• **PROBLEM DESCRIPTION**: Write out all lines holding the word "الأطفال".

----------------

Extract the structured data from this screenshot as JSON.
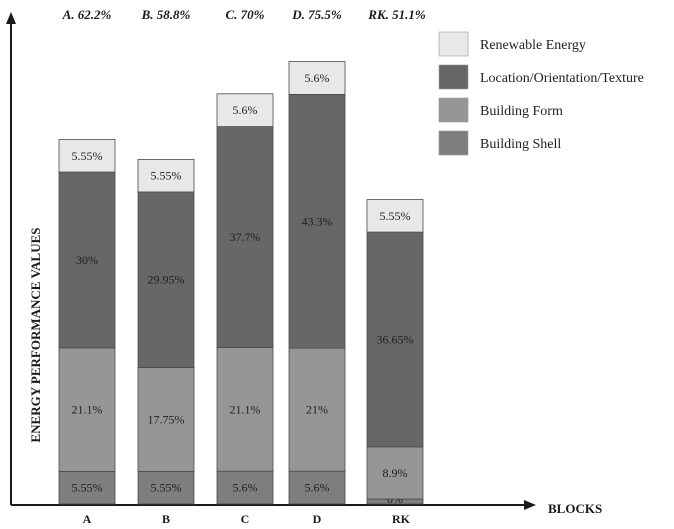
{
  "chart_data": {
    "type": "bar",
    "stacked": true,
    "title": "",
    "xlabel": "BLOCKS",
    "ylabel": "ENERGY PERFORMANCE VALUES",
    "ylim": [
      0,
      100
    ],
    "categories": [
      "A",
      "B",
      "C",
      "D",
      "RK"
    ],
    "totals": [
      "A. 62.2%",
      "B. 58.8%",
      "C. 70%",
      "D. 75.5%",
      "RK. 51.1%"
    ],
    "series": [
      {
        "name": "Building Shell",
        "color": "#7e7e7e",
        "values": [
          5.55,
          5.55,
          5.6,
          5.6,
          0
        ],
        "labels": [
          "5.55%",
          "5.55%",
          "5.6%",
          "5.6%",
          "0%"
        ]
      },
      {
        "name": "Building Form",
        "color": "#969696",
        "values": [
          21.1,
          17.75,
          21.1,
          21,
          8.9
        ],
        "labels": [
          "21.1%",
          "17.75%",
          "21.1%",
          "21%",
          "8.9%"
        ]
      },
      {
        "name": "Location/Orientation/Texture",
        "color": "#676767",
        "values": [
          30,
          29.95,
          37.7,
          43.3,
          36.65
        ],
        "labels": [
          "30%",
          "29.95%",
          "37.7%",
          "43.3%",
          "36.65%"
        ]
      },
      {
        "name": "Renewable Energy",
        "color": "#e8e8e8",
        "values": [
          5.55,
          5.55,
          5.6,
          5.6,
          5.55
        ],
        "labels": [
          "5.55%",
          "5.55%",
          "5.6%",
          "5.6%",
          "5.55%"
        ]
      }
    ],
    "legend": {
      "position": "top-right",
      "order": [
        "Renewable Energy",
        "Location/Orientation/Texture",
        "Building Form",
        "Building Shell"
      ]
    },
    "grid": false
  }
}
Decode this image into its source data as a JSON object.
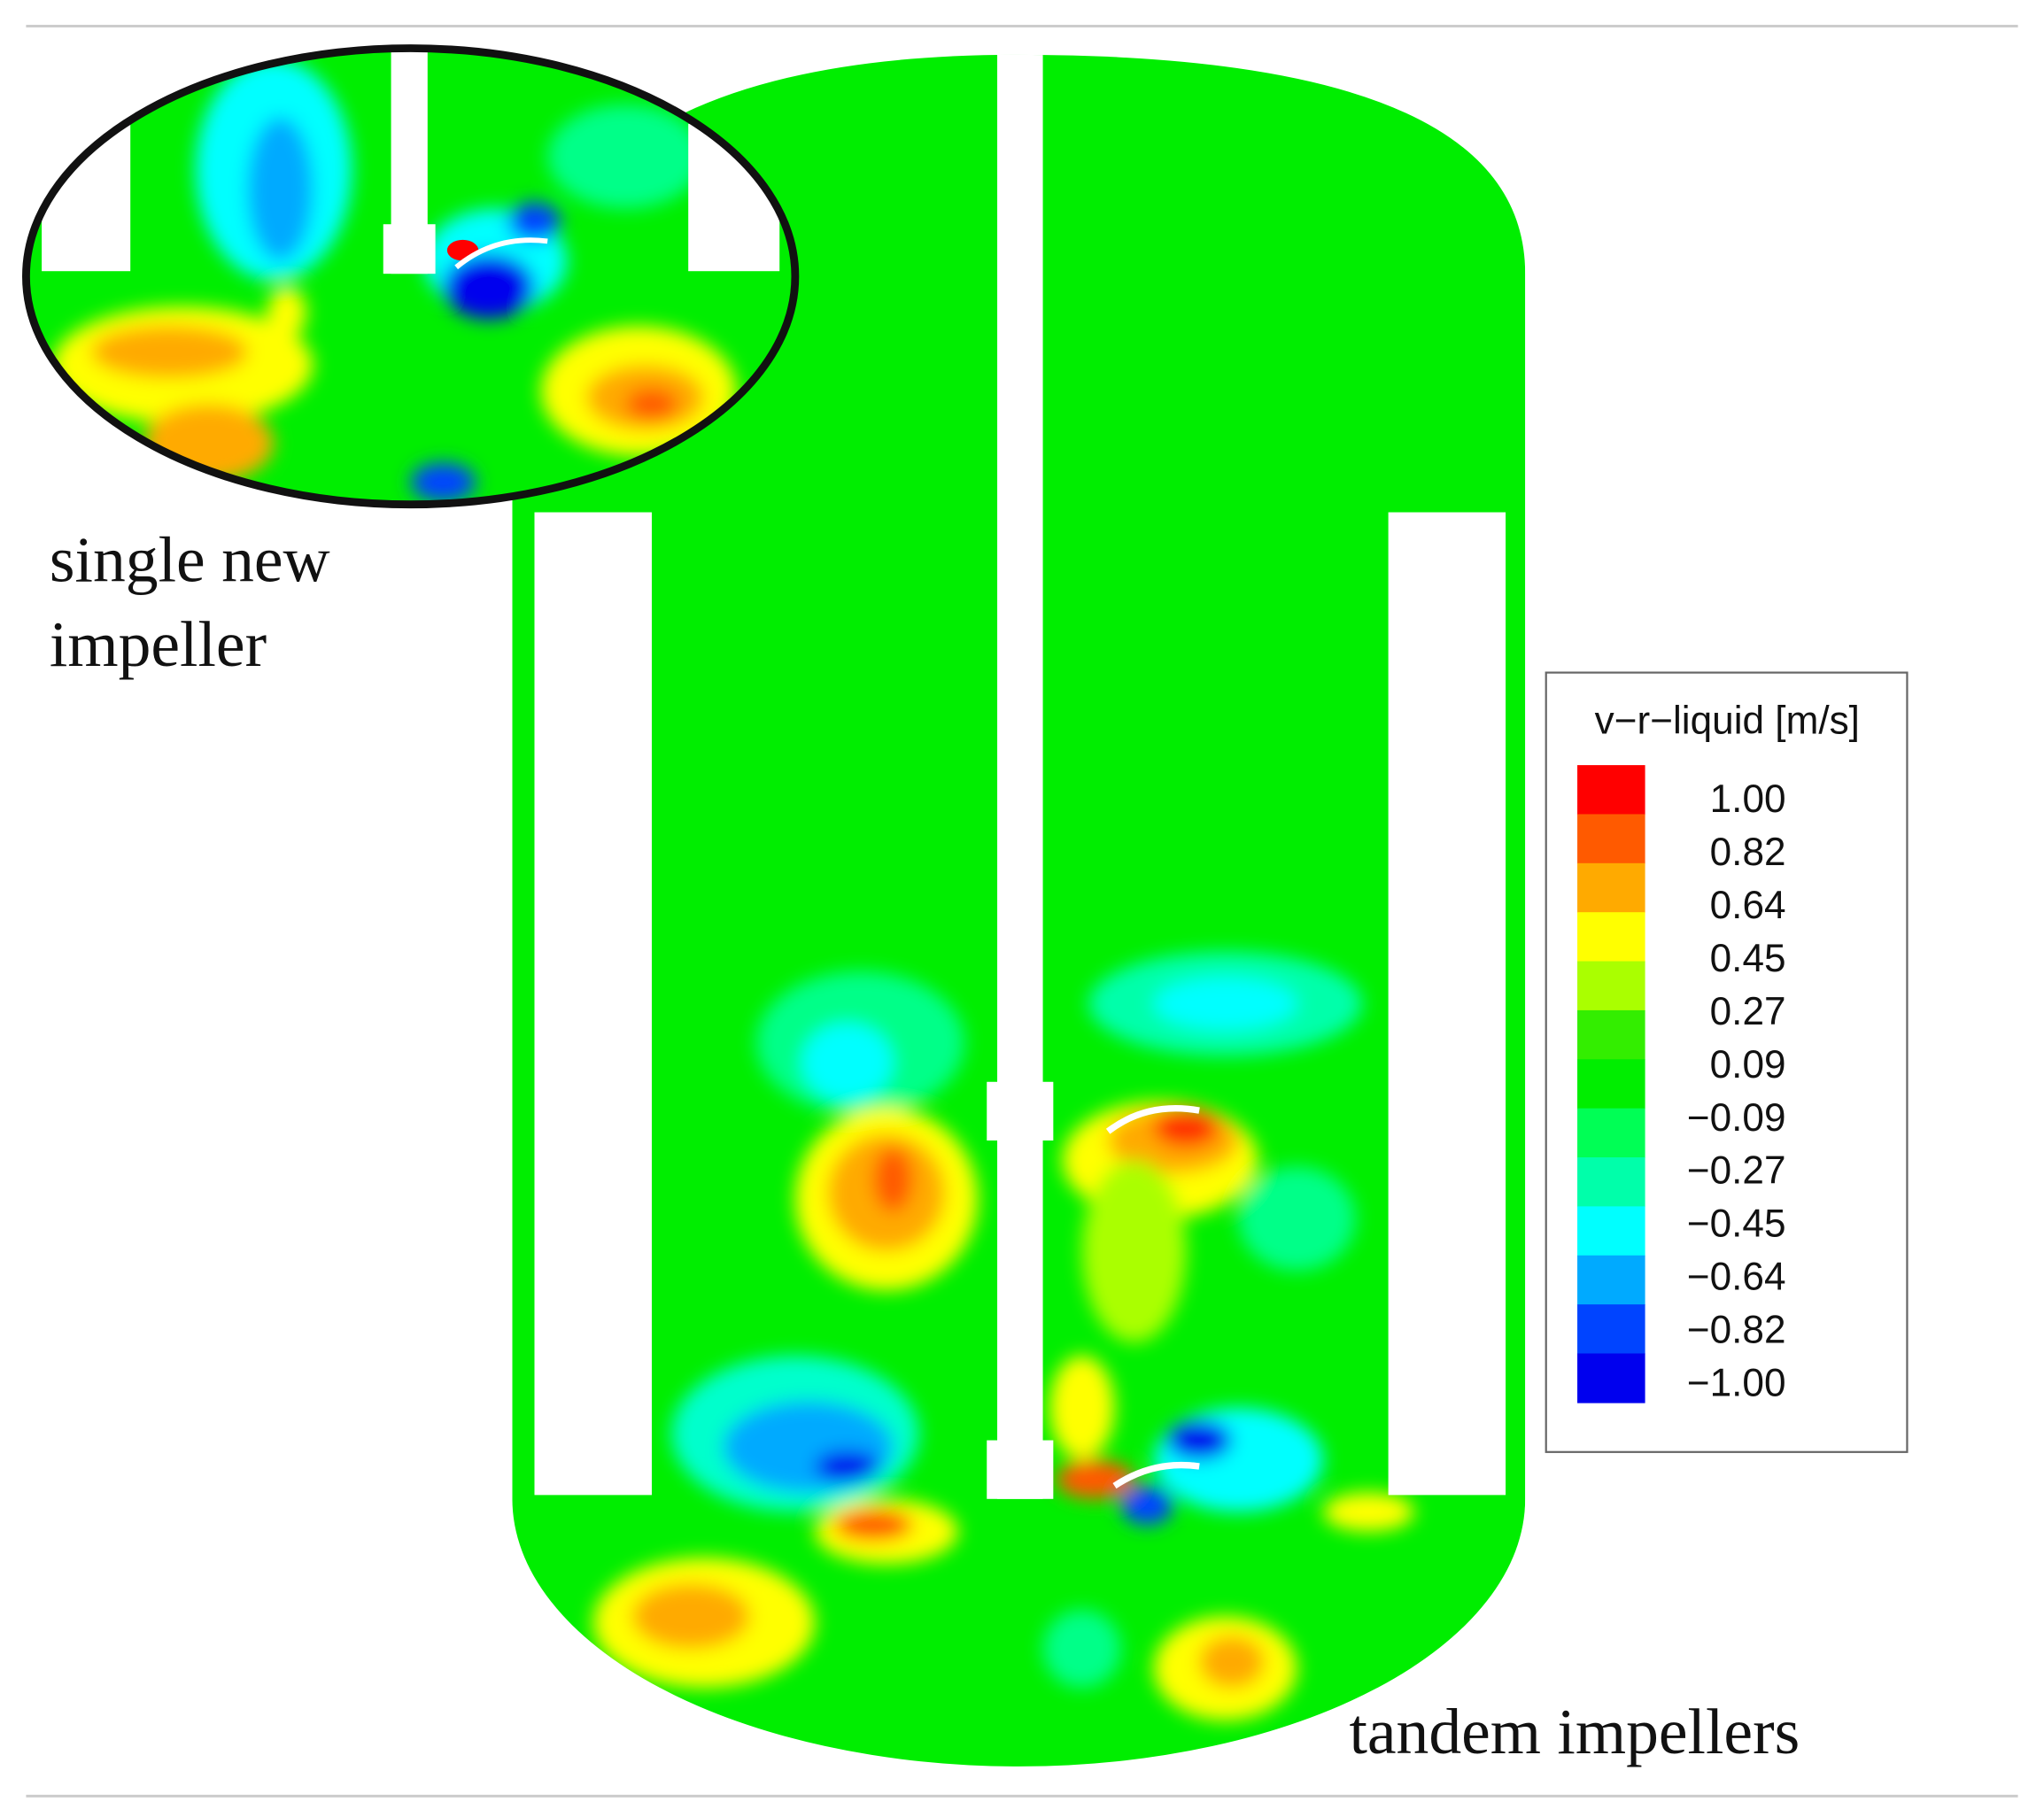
{
  "inset_label": [
    "single new",
    "impeller"
  ],
  "main_label": "tandem impellers",
  "legend": {
    "title": "v−r−liquid [m/s]",
    "labels": [
      "1.00",
      "0.82",
      "0.64",
      "0.45",
      "0.27",
      "0.09",
      "−0.09",
      "−0.27",
      "−0.45",
      "−0.64",
      "−0.82",
      "−1.00"
    ],
    "colors": [
      "#ff0000",
      "#ff5a00",
      "#ffaa00",
      "#ffff00",
      "#aaff00",
      "#33ee00",
      "#00ee00",
      "#00ff55",
      "#00ffaa",
      "#00ffff",
      "#00aaff",
      "#0044ff",
      "#0000ee"
    ]
  }
}
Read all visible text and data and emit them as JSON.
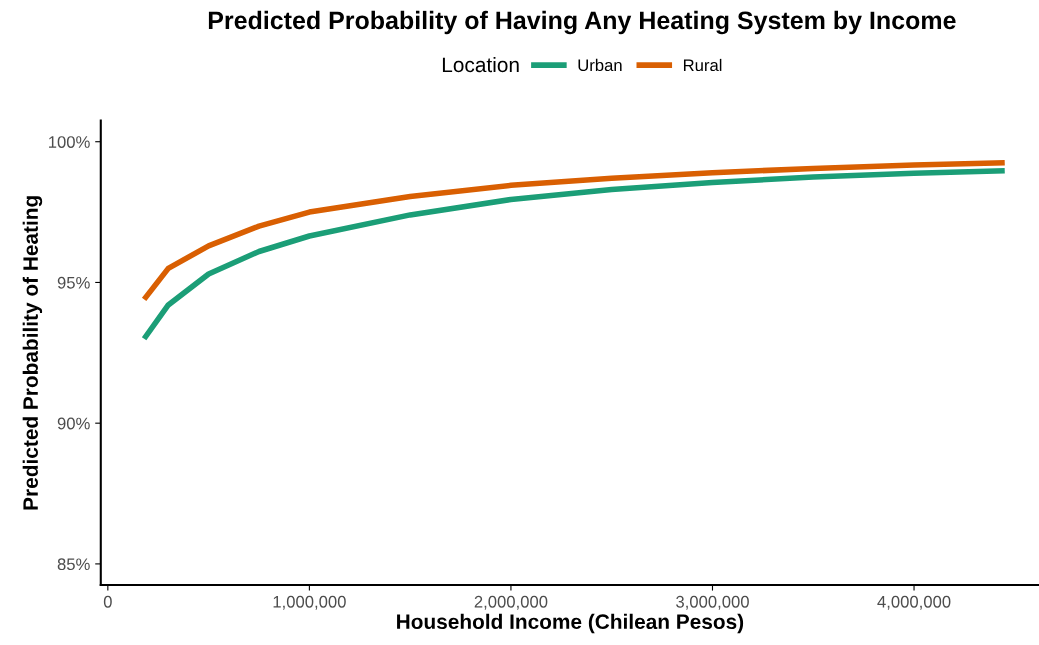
{
  "chart_data": {
    "type": "line",
    "title": "Predicted Probability of Having Any Heating System by Income",
    "xlabel": "Household Income (Chilean Pesos)",
    "ylabel": "Predicted Probability of Heating",
    "legend_title": "Location",
    "legend": "top",
    "grid": false,
    "marker": "none",
    "line_style": "solid",
    "x": [
      180000,
      300000,
      500000,
      750000,
      1000000,
      1500000,
      2000000,
      2500000,
      3000000,
      3500000,
      4000000,
      4450000
    ],
    "series": [
      {
        "name": "Urban",
        "color": "#1b9e77",
        "values": [
          93.0,
          94.2,
          95.3,
          96.1,
          96.65,
          97.4,
          97.95,
          98.3,
          98.55,
          98.75,
          98.88,
          98.97
        ]
      },
      {
        "name": "Rural",
        "color": "#d95f02",
        "values": [
          94.4,
          95.5,
          96.3,
          97.0,
          97.5,
          98.05,
          98.45,
          98.7,
          98.9,
          99.05,
          99.17,
          99.25
        ]
      }
    ],
    "xlim": [
      -35000,
      4620000
    ],
    "ylim": [
      84.25,
      100.75
    ],
    "xticks": [
      {
        "value": 0,
        "label": "0"
      },
      {
        "value": 1000000,
        "label": "1,000,000"
      },
      {
        "value": 2000000,
        "label": "2,000,000"
      },
      {
        "value": 3000000,
        "label": "3,000,000"
      },
      {
        "value": 4000000,
        "label": "4,000,000"
      }
    ],
    "yticks": [
      {
        "value": 85,
        "label": "85%"
      },
      {
        "value": 90,
        "label": "90%"
      },
      {
        "value": 95,
        "label": "95%"
      },
      {
        "value": 100,
        "label": "100%"
      }
    ]
  }
}
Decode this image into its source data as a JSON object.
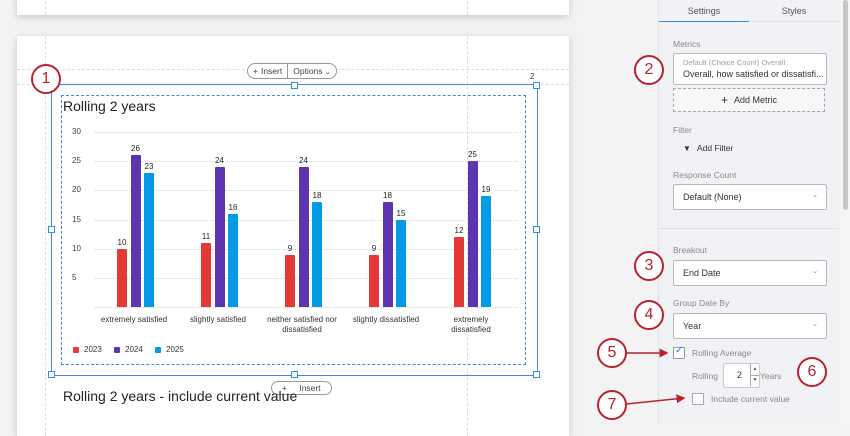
{
  "canvas": {
    "top_page_visible": true,
    "insert_toolbar": {
      "insert_label": "Insert",
      "options_label": "Options"
    },
    "widget_index": "2",
    "bottom_insert_label": "Insert",
    "next_widget_title": "Rolling 2 years - include current value"
  },
  "chart_data": {
    "type": "bar",
    "title": "Rolling 2 years",
    "categories": [
      "extremely satisfied",
      "slightly satisfied",
      "neither satisfied nor dissatisfied",
      "slightly dissatisfied",
      "extremely dissatisfied"
    ],
    "series": [
      {
        "name": "2023",
        "color": "#e53935",
        "values": [
          10,
          11,
          9,
          9,
          12
        ]
      },
      {
        "name": "2024",
        "color": "#5e35b1",
        "values": [
          26,
          24,
          24,
          18,
          25
        ]
      },
      {
        "name": "2025",
        "color": "#039be5",
        "values": [
          23,
          16,
          18,
          15,
          19
        ]
      }
    ],
    "yticks": [
      "30",
      "25",
      "20",
      "15",
      "10",
      "5"
    ],
    "ylim": [
      0,
      30
    ],
    "xlabel": "",
    "ylabel": "",
    "grid": true,
    "legend_position": "bottom-left",
    "x_labels": [
      [
        "extremely satisfied"
      ],
      [
        "slightly satisfied"
      ],
      [
        "neither satisfied nor",
        "dissatisfied"
      ],
      [
        "slightly dissatisfied"
      ],
      [
        "extremely",
        "dissatisfied"
      ]
    ]
  },
  "panel": {
    "tabs": [
      {
        "label": "Settings",
        "active": true
      },
      {
        "label": "Styles",
        "active": false
      }
    ],
    "metrics": {
      "label": "Metrics",
      "metric_subtitle": "Default (Choice Count) Overall",
      "metric_title": "Overall, how satisfied or dissatisfi...",
      "add_metric_label": "Add Metric"
    },
    "filter": {
      "label": "Filter",
      "add_filter_label": "Add Filter"
    },
    "response_count": {
      "label": "Response Count",
      "value": "Default (None)"
    },
    "breakout": {
      "label": "Breakout",
      "value": "End Date"
    },
    "group_date_by": {
      "label": "Group Date By",
      "value": "Year"
    },
    "rolling_average": {
      "label": "Rolling Average",
      "checked": true
    },
    "rolling": {
      "prefix": "Rolling",
      "value": "2",
      "suffix": "Years"
    },
    "include_current": {
      "label": "Include current value",
      "checked": false
    }
  },
  "annotations": [
    "1",
    "2",
    "3",
    "4",
    "5",
    "6",
    "7"
  ],
  "colors": {
    "selection": "#3b8be0",
    "annotation": "#b8232e",
    "accent_tab": "#3b8be0"
  }
}
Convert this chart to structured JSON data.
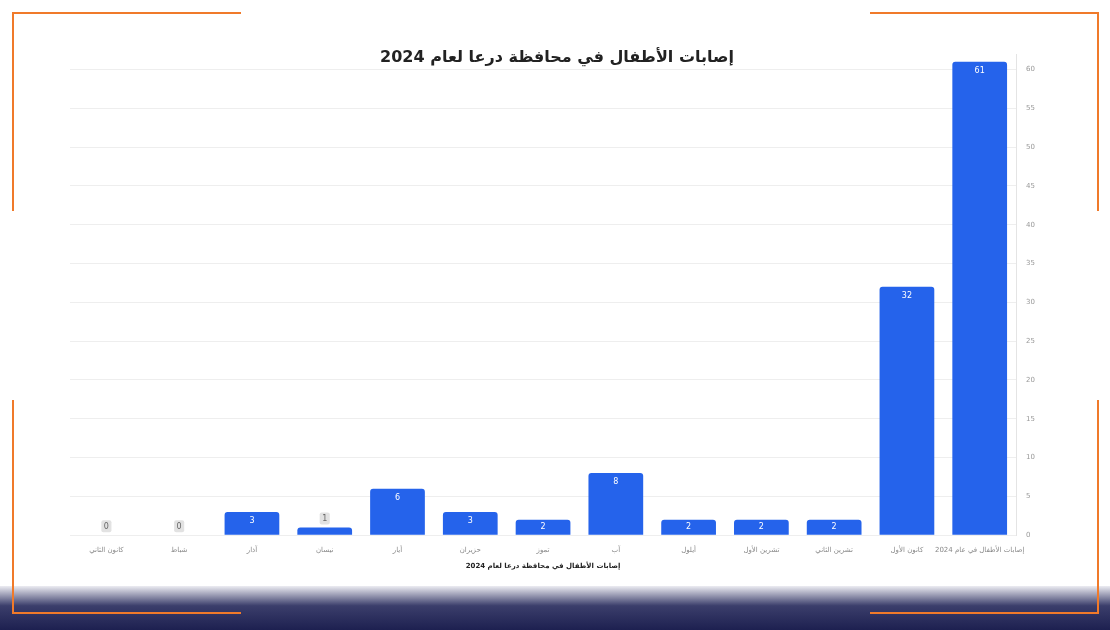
{
  "chart_data": {
    "type": "bar",
    "title": "إصابات الأطفال في محافظة درعا لعام 2024",
    "xlabel": "إصابات الأطفال في محافظة درعا لعام 2024",
    "categories": [
      "كانون الثاني",
      "شباط",
      "آذار",
      "نيسان",
      "أيار",
      "حزيران",
      "تموز",
      "آب",
      "أيلول",
      "تشرين الأول",
      "تشرين الثاني",
      "كانون الأول",
      "إصابات الأطفال في عام 2024"
    ],
    "values": [
      0,
      0,
      3,
      1,
      6,
      3,
      2,
      8,
      2,
      2,
      2,
      32,
      61
    ],
    "color": "#2563eb",
    "ylim": [
      0,
      62
    ],
    "yticks": [
      0,
      5,
      10,
      15,
      20,
      25,
      30,
      35,
      40,
      45,
      50,
      55,
      60
    ],
    "grid": "y",
    "data_labels": true
  }
}
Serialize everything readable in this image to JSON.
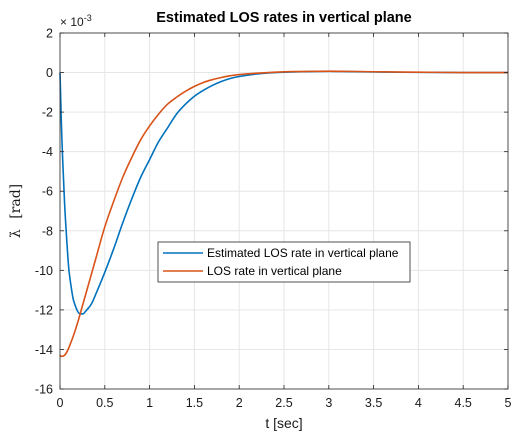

----------------

• **FINISHED ANSWER**:
    "title": "إصابات الأطفال في محافظة درعا لعام 2024",
    "xlabel": "إصابات الأطفال في محافظة درعا لعام 2024",
      "إصابات الأطفال في عام 2024"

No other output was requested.